WORKING DATA:
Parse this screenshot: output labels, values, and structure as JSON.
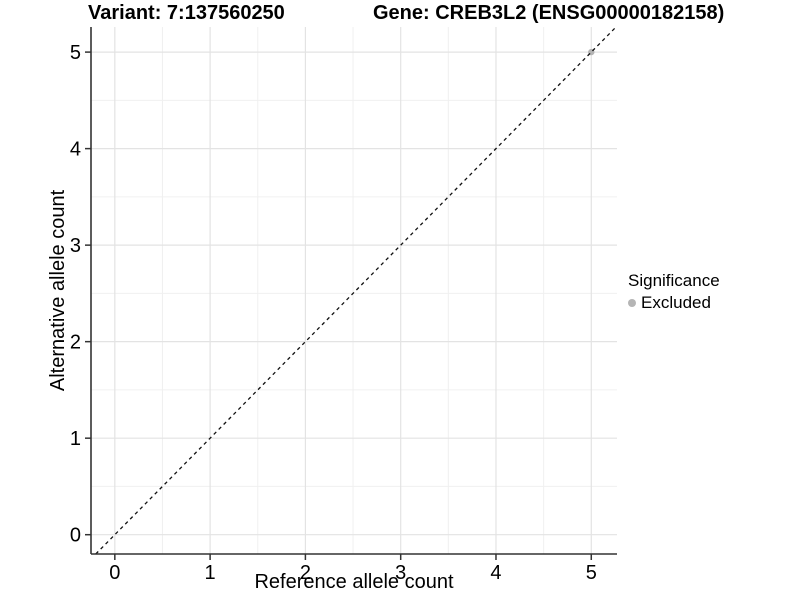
{
  "header": {
    "title_left": "Variant: 7:137560250",
    "title_right": "Gene: CREB3L2 (ENSG00000182158)"
  },
  "legend": {
    "title": "Significance",
    "items": [
      {
        "label": "Excluded",
        "color": "#b5b5b5"
      }
    ]
  },
  "chart_data": {
    "type": "scatter",
    "title": "Variant: 7:137560250    Gene: CREB3L2 (ENSG00000182158)",
    "xlabel": "Reference allele count",
    "ylabel": "Alternative allele count",
    "xlim": [
      -0.25,
      5.27
    ],
    "ylim": [
      -0.2,
      5.26
    ],
    "xticks": [
      0,
      1,
      2,
      3,
      4,
      5
    ],
    "yticks": [
      0,
      1,
      2,
      3,
      4,
      5
    ],
    "minor_step": 0.5,
    "grid": true,
    "legend_position": "right",
    "series": [
      {
        "name": "Excluded",
        "color": "#b5b5b5",
        "points": [
          [
            5,
            5
          ]
        ]
      }
    ],
    "reference_line": {
      "slope": 1,
      "intercept": 0,
      "style": "dashed",
      "color": "#111111"
    },
    "colors": {
      "grid_major": "#e3e3e3",
      "grid_minor": "#f0f0f0",
      "axis": "#333333",
      "text": "#000000"
    }
  }
}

TASK OBJECTIVE:
Write out every line from the entries where "allele" appears.

EXERCISE OUTPUT:
    "xlabel": "Reference allele count",
    "ylabel": "Alternative allele count",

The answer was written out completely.